Kant argued that our consciousness, feelings (of pleasure and displeasure) and our will are faculties of the mind which are beyond sensibility. For us to have experience in this world, these must interact with our sense intuition. What is remarkable about Nelson's study, is that he shows that these human abilities could still be operative once our sensibility is switched off! Humans have consciousness (with normal thinking functions), strong feelings and the ability to use their will while in the in-between state. If further research confirms this, it would be a dramatic confirmation of the Kantian view that these faculties are "beyond" sensibility.
In Kantian philosophy, only normal consciousness is considered and he, therefore, did not allow for any awareness of these human faculties without sensibility. The only intuition (awareness) that Kant considered was sense intuition. What Nelson's study seems to confirm, is that there are particular circumstances when we can have an awareness (intuition) of these faculties of the mind even when sensibility is switched off (i.e. during the in-between consciousness). We have direct access to these faculties and can be aware of them even when our senses are switched off! This could imply that humans have another type of intuition (i.e. different from sense intuition), namely "mind" or "noumenal" intuitions.
Long before Kant, the philosopher Plato allowed for such noumenal intuitions – he described them as "intellectual" intuitions. He believed that we can through such intuitions gain direct knowledge of the noumenal realm which he described as the truly real realm. Nelson's study is also relevant to this. Nelson mentions that people who had experiences while in the in-between state remembered them clearly and believed that they were very much real. They had direct noumenal intuitions in the sense of "just knowing" while in this state – very much like Plato's direct knowledge of the noumenal realm.
People who entered the in-between state, not only knew their own thoughts and feelings, they also became aware of things which they experienced as being "telepathically" communicated to them. This could imply that they had been able to gain wider access to the "noumenal realm" while in this state. Since the entities experienced in this realm include all sorts of spiritual beings, this could well be the "spirit world" of the ancients.
Plato did in fact based his noumenal (intellectual) world on the spirit world of the mystics (see especially the discussions in the Phaedo). Plato's noumenal world was but a reworking of the spirit world and his intellectual intuitions was but a reworking of the spiritual awareness ascribed to this world. (Kant also believed in the spirit world and one could argue that his noumenal realm is also based on that world – it is, for example, the realm in which the "soul" is situated).
Real or imaginary experience?
The million dollar question is whether the world accessed while in the in-between state is truly real? Is it really so that one's consciousness is altered while in this state to interact with another world – a world beyond the senses and space-time? A world in which the soul and all sorts of spirits are situated? A world which Christians associate with both good and bad spirits and in which the Spirit of God operates? Is that world only in the mind or is it rather that we access that world only through the mind?

Provided material ::
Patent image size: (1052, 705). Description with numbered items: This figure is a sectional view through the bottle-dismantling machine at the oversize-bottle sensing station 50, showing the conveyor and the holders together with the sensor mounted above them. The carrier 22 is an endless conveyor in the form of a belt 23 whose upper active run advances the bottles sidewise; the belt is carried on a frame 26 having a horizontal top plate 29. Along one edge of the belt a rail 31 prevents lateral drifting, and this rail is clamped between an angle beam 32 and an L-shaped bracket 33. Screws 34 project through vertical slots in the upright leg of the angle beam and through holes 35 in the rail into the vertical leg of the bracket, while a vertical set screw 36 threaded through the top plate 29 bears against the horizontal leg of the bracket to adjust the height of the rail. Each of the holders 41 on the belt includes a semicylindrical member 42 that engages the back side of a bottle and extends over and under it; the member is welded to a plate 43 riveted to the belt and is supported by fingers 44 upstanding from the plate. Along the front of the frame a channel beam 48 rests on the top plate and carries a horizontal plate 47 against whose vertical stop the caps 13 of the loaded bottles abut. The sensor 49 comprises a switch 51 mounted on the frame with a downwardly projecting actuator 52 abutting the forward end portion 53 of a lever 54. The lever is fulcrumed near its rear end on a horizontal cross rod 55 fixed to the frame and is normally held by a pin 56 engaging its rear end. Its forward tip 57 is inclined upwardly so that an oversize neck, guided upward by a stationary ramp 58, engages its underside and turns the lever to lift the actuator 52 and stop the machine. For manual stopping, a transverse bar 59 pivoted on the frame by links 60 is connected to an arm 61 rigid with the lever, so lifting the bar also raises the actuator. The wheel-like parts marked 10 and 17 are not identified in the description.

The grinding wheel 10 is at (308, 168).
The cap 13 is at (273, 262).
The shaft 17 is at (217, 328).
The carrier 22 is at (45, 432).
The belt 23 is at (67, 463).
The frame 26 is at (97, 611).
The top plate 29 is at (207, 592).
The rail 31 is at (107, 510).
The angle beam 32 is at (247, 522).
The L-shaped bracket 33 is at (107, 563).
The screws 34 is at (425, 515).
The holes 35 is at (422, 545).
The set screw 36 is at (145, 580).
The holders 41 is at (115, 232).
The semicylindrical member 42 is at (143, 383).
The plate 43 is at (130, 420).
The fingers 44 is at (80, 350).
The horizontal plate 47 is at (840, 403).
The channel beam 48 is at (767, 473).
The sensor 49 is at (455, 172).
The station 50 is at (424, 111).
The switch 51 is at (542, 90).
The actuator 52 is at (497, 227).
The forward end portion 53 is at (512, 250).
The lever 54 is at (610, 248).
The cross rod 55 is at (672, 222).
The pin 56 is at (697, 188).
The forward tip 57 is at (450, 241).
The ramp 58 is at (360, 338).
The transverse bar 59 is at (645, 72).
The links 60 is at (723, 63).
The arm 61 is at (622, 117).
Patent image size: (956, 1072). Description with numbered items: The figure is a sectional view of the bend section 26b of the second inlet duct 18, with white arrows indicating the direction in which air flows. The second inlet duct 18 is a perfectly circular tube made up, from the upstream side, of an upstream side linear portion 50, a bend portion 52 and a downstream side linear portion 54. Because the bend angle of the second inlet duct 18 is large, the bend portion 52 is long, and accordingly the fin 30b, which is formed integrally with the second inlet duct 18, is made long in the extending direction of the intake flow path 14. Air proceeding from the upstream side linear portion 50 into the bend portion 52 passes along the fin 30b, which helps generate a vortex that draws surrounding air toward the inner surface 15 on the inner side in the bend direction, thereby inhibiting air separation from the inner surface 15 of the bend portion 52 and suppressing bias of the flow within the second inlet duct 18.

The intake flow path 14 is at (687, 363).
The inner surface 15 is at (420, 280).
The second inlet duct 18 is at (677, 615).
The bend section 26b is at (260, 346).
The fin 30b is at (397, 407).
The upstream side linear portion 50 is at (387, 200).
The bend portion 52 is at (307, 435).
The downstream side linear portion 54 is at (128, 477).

Problems to work on ::
1. In the passage on Kant and Nelson's study, what did Plato call noumenal intuitions?
2. Please repeat word for word the stretch of the passage on Kant and Nelson's study from "Plato did in" through "or imaginary experience?".
The records have no connection to the passage on Kant and Nelson's study.

Results for the exercise ::
1. He called them "intellectual" intuitions.

2.
Plato did in fact based his noumenal (intellectual) world on the spirit world of the mystics (see especially the discussions in the Phaedo). Plato's noumenal world was but a reworking of the spirit world and his intellectual intuitions was but a reworking of the spiritual awareness ascribed to this world. (Kant also believed in the spirit world and one could argue that his noumenal realm is also based on that world – it is, for example, the realm in which the "soul" is situated).
Real or imaginary experience?